Excerpts from a dataset
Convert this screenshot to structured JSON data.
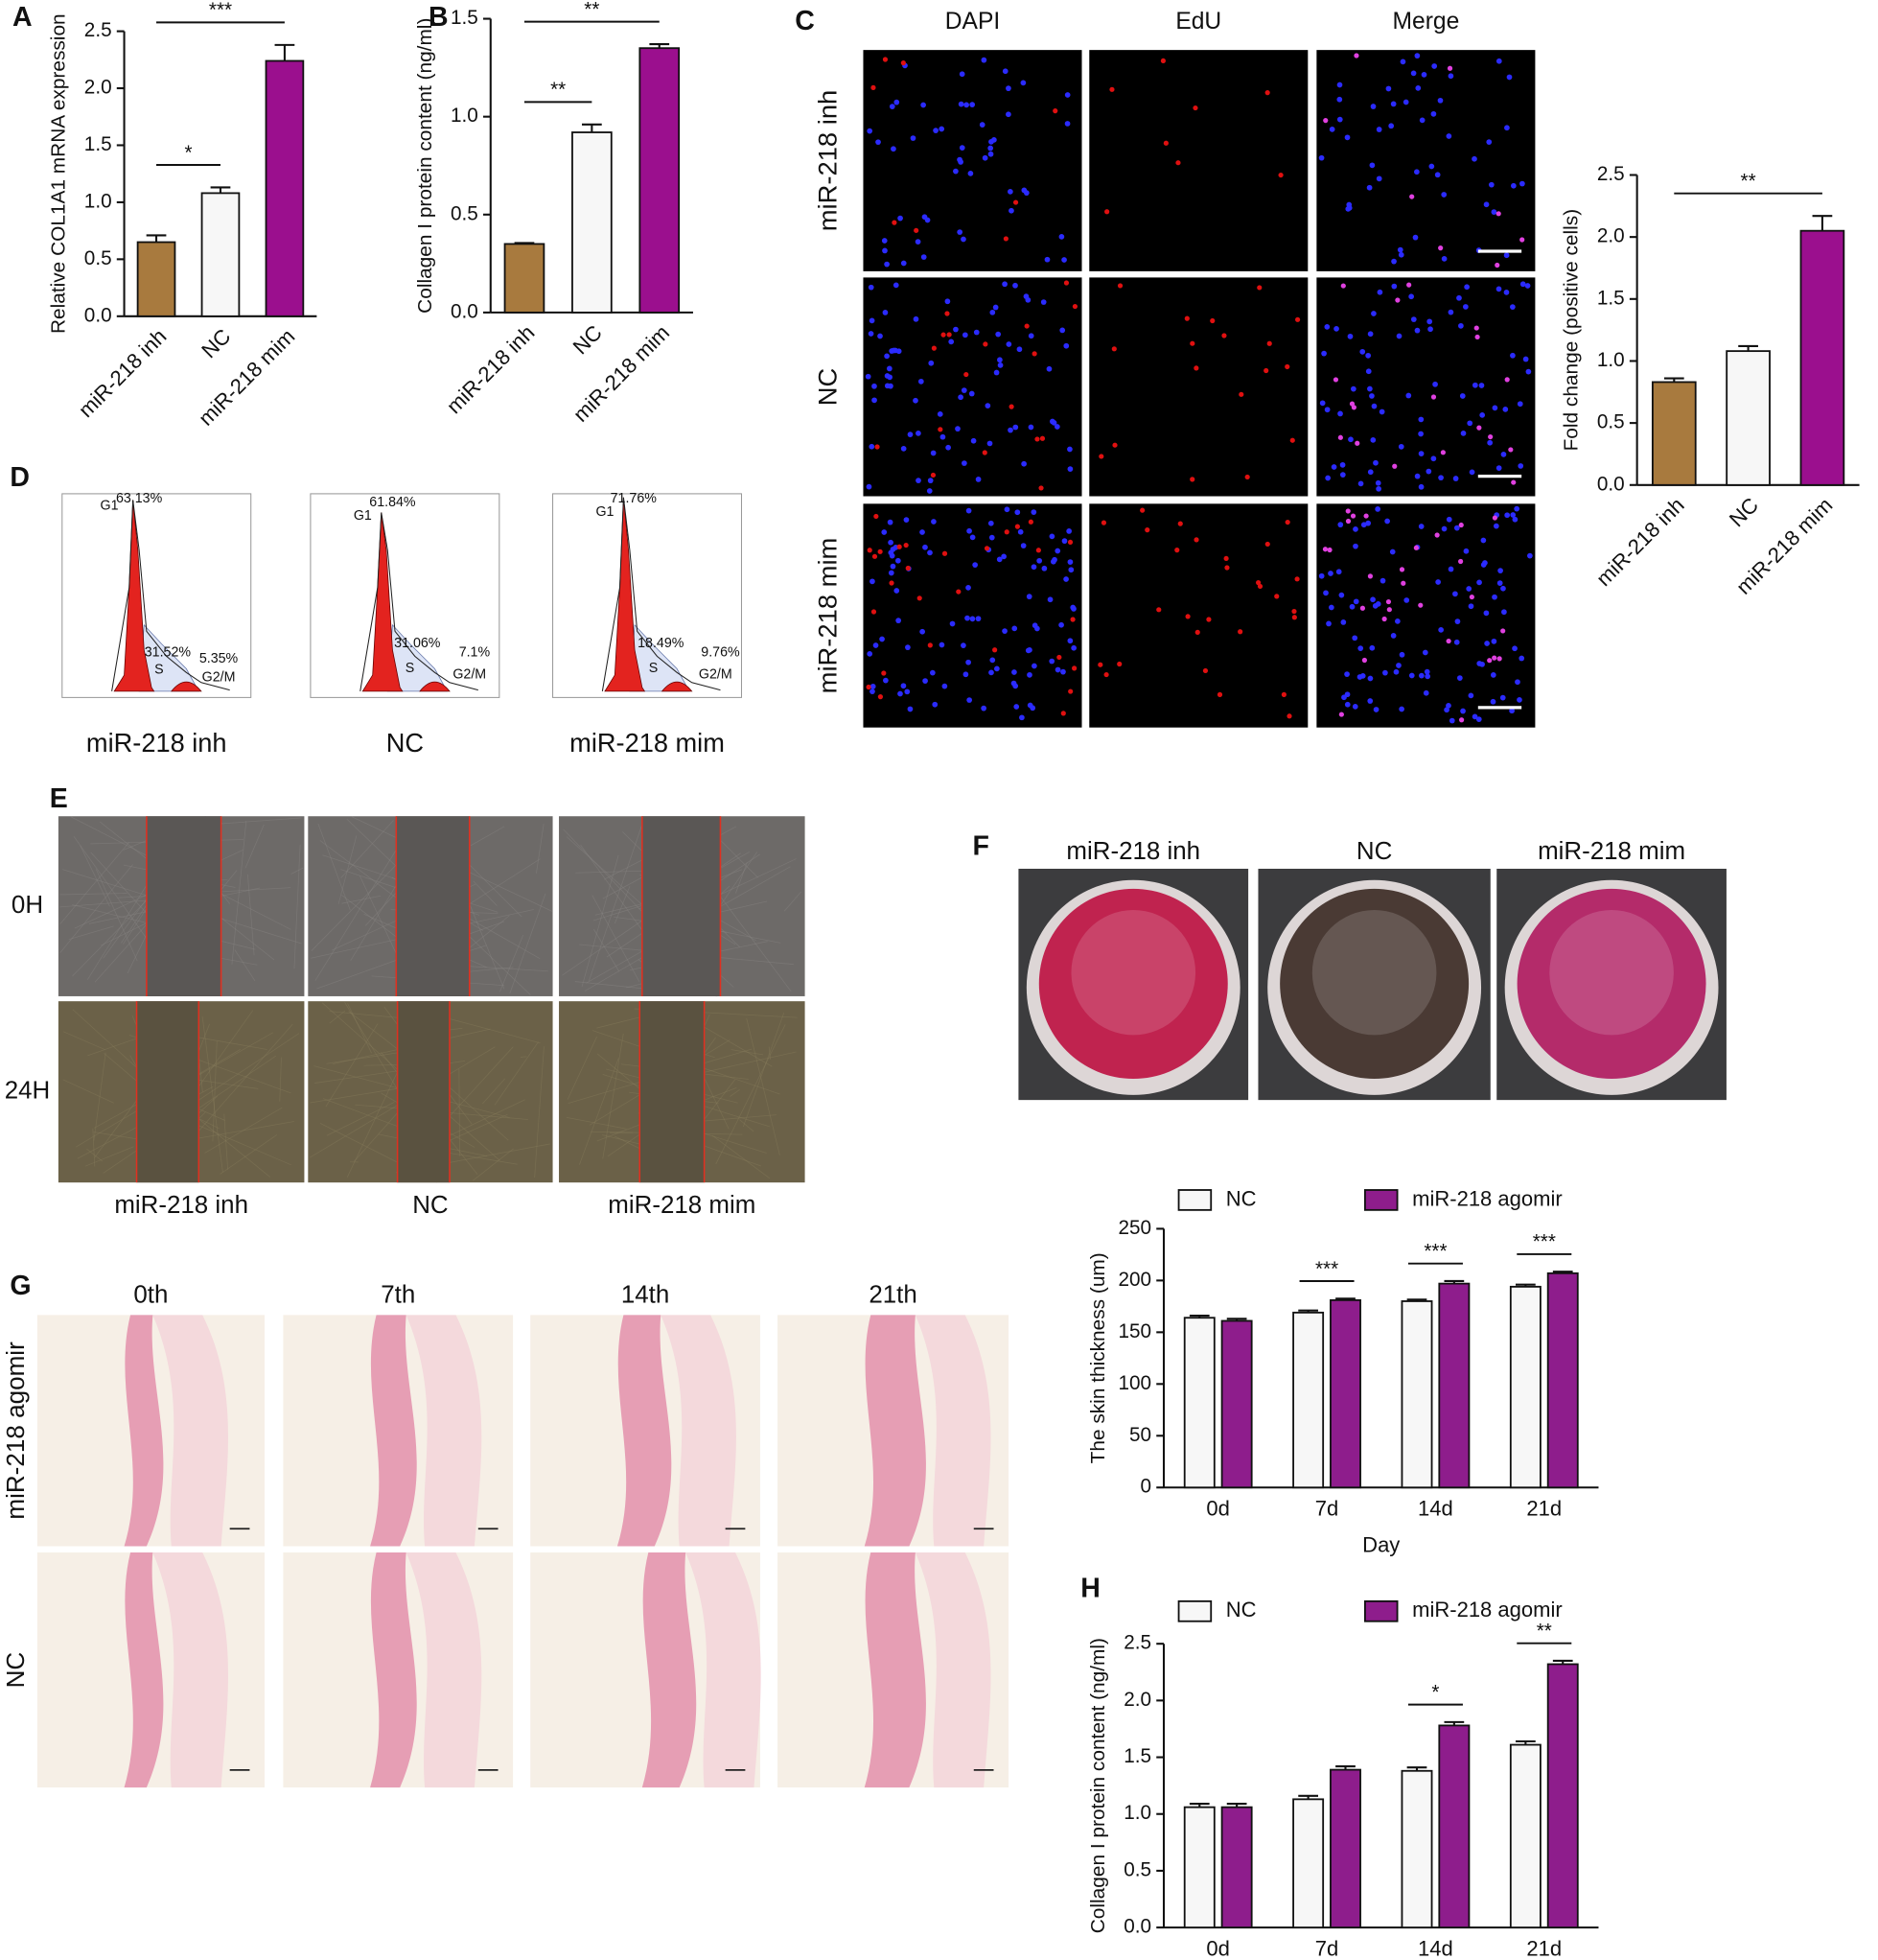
{
  "figure": {
    "panel_letters": [
      "A",
      "B",
      "C",
      "D",
      "E",
      "F",
      "G",
      "H"
    ],
    "C": {
      "columns": [
        "DAPI",
        "EdU",
        "Merge"
      ],
      "rows": [
        "miR-218 inh",
        "NC",
        "miR-218 mim"
      ]
    },
    "D": {
      "plots": [
        {
          "caption": "miR-218 inh",
          "labels": [
            "G1",
            "63.13%",
            "31.52%",
            "S",
            "5.35%",
            "G2/M"
          ]
        },
        {
          "caption": "NC",
          "labels": [
            "G1",
            "61.84%",
            "31.06%",
            "S",
            "7.1%",
            "G2/M"
          ]
        },
        {
          "caption": "miR-218 mim",
          "labels": [
            "G1",
            "71.76%",
            "18.49%",
            "S",
            "9.76%",
            "G2/M"
          ]
        }
      ]
    },
    "E": {
      "rows": [
        "0H",
        "24H"
      ],
      "columns": [
        "miR-218 inh",
        "NC",
        "miR-218 mim"
      ]
    },
    "F": {
      "columns": [
        "miR-218 inh",
        "NC",
        "miR-218 mim"
      ]
    },
    "G": {
      "columns": [
        "0th",
        "7th",
        "14th",
        "21th"
      ],
      "rows": [
        "miR-218 agomir",
        "NC"
      ]
    }
  },
  "chart_data": [
    {
      "type": "bar",
      "ylabel": "Relative COL1A1 mRNA expression",
      "categories": [
        "miR-218 inh",
        "NC",
        "miR-218 mim"
      ],
      "values": [
        0.65,
        1.08,
        2.24
      ],
      "errors": [
        0.06,
        0.05,
        0.14
      ],
      "colors": [
        "#a87a3e",
        "#f7f7f7",
        "#9b0f8e"
      ],
      "ylim": [
        0,
        2.5
      ],
      "yticks": [
        {
          "value": 0,
          "label": "0.0"
        },
        0.5,
        {
          "value": 1,
          "label": "1.0"
        },
        1.5,
        {
          "value": 2,
          "label": "2.0"
        },
        2.5
      ],
      "significance": [
        {
          "text": "*",
          "between": [
            0,
            1
          ]
        },
        {
          "text": "***",
          "between": [
            0,
            2
          ]
        }
      ]
    },
    {
      "type": "bar",
      "ylabel": "Collagen I protein content (ng/ml)",
      "categories": [
        "miR-218 inh",
        "NC",
        "miR-218 mim"
      ],
      "values": [
        0.35,
        0.92,
        1.35
      ],
      "errors": [
        0.005,
        0.04,
        0.02
      ],
      "colors": [
        "#a87a3e",
        "#f7f7f7",
        "#9b0f8e"
      ],
      "ylim": [
        0,
        1.5
      ],
      "yticks": [
        {
          "value": 0,
          "label": "0.0"
        },
        0.5,
        {
          "value": 1,
          "label": "1.0"
        },
        1.5
      ],
      "significance": [
        {
          "text": "**",
          "between": [
            0,
            1
          ]
        },
        {
          "text": "**",
          "between": [
            0,
            2
          ]
        }
      ]
    },
    {
      "type": "bar",
      "ylabel": "Fold change (positive cells)",
      "categories": [
        "miR-218 inh",
        "NC",
        "miR-218 mim"
      ],
      "values": [
        0.83,
        1.08,
        2.05
      ],
      "errors": [
        0.03,
        0.04,
        0.12
      ],
      "colors": [
        "#a87a3e",
        "#f7f7f7",
        "#9b0f8e"
      ],
      "ylim": [
        0,
        2.5
      ],
      "yticks": [
        {
          "value": 0,
          "label": "0.0"
        },
        0.5,
        {
          "value": 1,
          "label": "1.0"
        },
        1.5,
        {
          "value": 2,
          "label": "2.0"
        },
        2.5
      ],
      "significance": [
        {
          "text": "**",
          "between": [
            0,
            2
          ]
        }
      ]
    },
    {
      "type": "grouped_bar",
      "ylabel": "The skin thickness (um)",
      "xlabel": "Day",
      "categories": [
        "0d",
        "7d",
        "14d",
        "21d"
      ],
      "series": [
        {
          "name": "NC",
          "color": "#f7f7f7",
          "values": [
            164,
            169,
            180,
            194
          ],
          "errors": [
            2,
            2,
            1.5,
            2
          ]
        },
        {
          "name": "miR-218 agomir",
          "color": "#8e1d8c",
          "values": [
            161,
            181,
            197,
            207
          ],
          "errors": [
            2,
            1.5,
            2.5,
            1.5
          ]
        }
      ],
      "ylim": [
        0,
        250
      ],
      "yticks": [
        0,
        50,
        100,
        150,
        200,
        250
      ],
      "significance": [
        {
          "text": "***",
          "category": 1
        },
        {
          "text": "***",
          "category": 2
        },
        {
          "text": "***",
          "category": 3
        }
      ]
    },
    {
      "type": "grouped_bar",
      "ylabel": "Collagen I protein content (ng/ml)",
      "categories": [
        "0d",
        "7d",
        "14d",
        "21d"
      ],
      "series": [
        {
          "name": "NC",
          "color": "#f7f7f7",
          "values": [
            1.06,
            1.13,
            1.38,
            1.61
          ],
          "errors": [
            0.03,
            0.03,
            0.03,
            0.03
          ]
        },
        {
          "name": "miR-218 agomir",
          "color": "#8e1d8c",
          "values": [
            1.06,
            1.39,
            1.78,
            2.32
          ],
          "errors": [
            0.03,
            0.03,
            0.03,
            0.03
          ]
        }
      ],
      "ylim": [
        0,
        2.5
      ],
      "yticks": [
        {
          "value": 0,
          "label": "0.0"
        },
        0.5,
        {
          "value": 1,
          "label": "1.0"
        },
        1.5,
        {
          "value": 2,
          "label": "2.0"
        },
        2.5
      ],
      "significance": [
        {
          "text": "*",
          "category": 2
        },
        {
          "text": "**",
          "category": 3
        }
      ]
    }
  ]
}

◆ Your task ◆
Copy out all the data without changing anything, and drop the pictures.

◆ Solution to this exercise ◆
Convert this screenshot to structured JSON data.
{
  "figure": {
    "panel_letters": [
      "A",
      "B",
      "C",
      "D",
      "E",
      "F",
      "G",
      "H"
    ],
    "C": {
      "columns": [
        "DAPI",
        "EdU",
        "Merge"
      ],
      "rows": [
        "miR-218 inh",
        "NC",
        "miR-218 mim"
      ]
    },
    "D": {
      "plots": [
        {
          "caption": "miR-218 inh",
          "labels": [
            "G1",
            "63.13%",
            "31.52%",
            "S",
            "5.35%",
            "G2/M"
          ]
        },
        {
          "caption": "NC",
          "labels": [
            "G1",
            "61.84%",
            "31.06%",
            "S",
            "7.1%",
            "G2/M"
          ]
        },
        {
          "caption": "miR-218 mim",
          "labels": [
            "G1",
            "71.76%",
            "18.49%",
            "S",
            "9.76%",
            "G2/M"
          ]
        }
      ]
    },
    "E": {
      "rows": [
        "0H",
        "24H"
      ],
      "columns": [
        "miR-218 inh",
        "NC",
        "miR-218 mim"
      ]
    },
    "F": {
      "columns": [
        "miR-218 inh",
        "NC",
        "miR-218 mim"
      ]
    },
    "G": {
      "columns": [
        "0th",
        "7th",
        "14th",
        "21th"
      ],
      "rows": [
        "miR-218 agomir",
        "NC"
      ]
    }
  },
  "chart_data": [
    {
      "type": "bar",
      "ylabel": "Relative COL1A1 mRNA expression",
      "categories": [
        "miR-218 inh",
        "NC",
        "miR-218 mim"
      ],
      "values": [
        0.65,
        1.08,
        2.24
      ],
      "errors": [
        0.06,
        0.05,
        0.14
      ],
      "colors": [
        "#a87a3e",
        "#f7f7f7",
        "#9b0f8e"
      ],
      "ylim": [
        0,
        2.5
      ],
      "yticks": [
        {
          "value": 0,
          "label": "0.0"
        },
        0.5,
        {
          "value": 1,
          "label": "1.0"
        },
        1.5,
        {
          "value": 2,
          "label": "2.0"
        },
        2.5
      ],
      "significance": [
        {
          "text": "*",
          "between": [
            0,
            1
          ]
        },
        {
          "text": "***",
          "between": [
            0,
            2
          ]
        }
      ]
    },
    {
      "type": "bar",
      "ylabel": "Collagen I protein content (ng/ml)",
      "categories": [
        "miR-218 inh",
        "NC",
        "miR-218 mim"
      ],
      "values": [
        0.35,
        0.92,
        1.35
      ],
      "errors": [
        0.005,
        0.04,
        0.02
      ],
      "colors": [
        "#a87a3e",
        "#f7f7f7",
        "#9b0f8e"
      ],
      "ylim": [
        0,
        1.5
      ],
      "yticks": [
        {
          "value": 0,
          "label": "0.0"
        },
        0.5,
        {
          "value": 1,
          "label": "1.0"
        },
        1.5
      ],
      "significance": [
        {
          "text": "**",
          "between": [
            0,
            1
          ]
        },
        {
          "text": "**",
          "between": [
            0,
            2
          ]
        }
      ]
    },
    {
      "type": "bar",
      "ylabel": "Fold change (positive cells)",
      "categories": [
        "miR-218 inh",
        "NC",
        "miR-218 mim"
      ],
      "values": [
        0.83,
        1.08,
        2.05
      ],
      "errors": [
        0.03,
        0.04,
        0.12
      ],
      "colors": [
        "#a87a3e",
        "#f7f7f7",
        "#9b0f8e"
      ],
      "ylim": [
        0,
        2.5
      ],
      "yticks": [
        {
          "value": 0,
          "label": "0.0"
        },
        0.5,
        {
          "value": 1,
          "label": "1.0"
        },
        1.5,
        {
          "value": 2,
          "label": "2.0"
        },
        2.5
      ],
      "significance": [
        {
          "text": "**",
          "between": [
            0,
            2
          ]
        }
      ]
    },
    {
      "type": "grouped_bar",
      "ylabel": "The skin thickness (um)",
      "xlabel": "Day",
      "categories": [
        "0d",
        "7d",
        "14d",
        "21d"
      ],
      "series": [
        {
          "name": "NC",
          "color": "#f7f7f7",
          "values": [
            164,
            169,
            180,
            194
          ],
          "errors": [
            2,
            2,
            1.5,
            2
          ]
        },
        {
          "name": "miR-218 agomir",
          "color": "#8e1d8c",
          "values": [
            161,
            181,
            197,
            207
          ],
          "errors": [
            2,
            1.5,
            2.5,
            1.5
          ]
        }
      ],
      "ylim": [
        0,
        250
      ],
      "yticks": [
        0,
        50,
        100,
        150,
        200,
        250
      ],
      "significance": [
        {
          "text": "***",
          "category": 1
        },
        {
          "text": "***",
          "category": 2
        },
        {
          "text": "***",
          "category": 3
        }
      ]
    },
    {
      "type": "grouped_bar",
      "ylabel": "Collagen I protein content (ng/ml)",
      "categories": [
        "0d",
        "7d",
        "14d",
        "21d"
      ],
      "series": [
        {
          "name": "NC",
          "color": "#f7f7f7",
          "values": [
            1.06,
            1.13,
            1.38,
            1.61
          ],
          "errors": [
            0.03,
            0.03,
            0.03,
            0.03
          ]
        },
        {
          "name": "miR-218 agomir",
          "color": "#8e1d8c",
          "values": [
            1.06,
            1.39,
            1.78,
            2.32
          ],
          "errors": [
            0.03,
            0.03,
            0.03,
            0.03
          ]
        }
      ],
      "ylim": [
        0,
        2.5
      ],
      "yticks": [
        {
          "value": 0,
          "label": "0.0"
        },
        0.5,
        {
          "value": 1,
          "label": "1.0"
        },
        1.5,
        {
          "value": 2,
          "label": "2.0"
        },
        2.5
      ],
      "significance": [
        {
          "text": "*",
          "category": 2
        },
        {
          "text": "**",
          "category": 3
        }
      ]
    }
  ]
}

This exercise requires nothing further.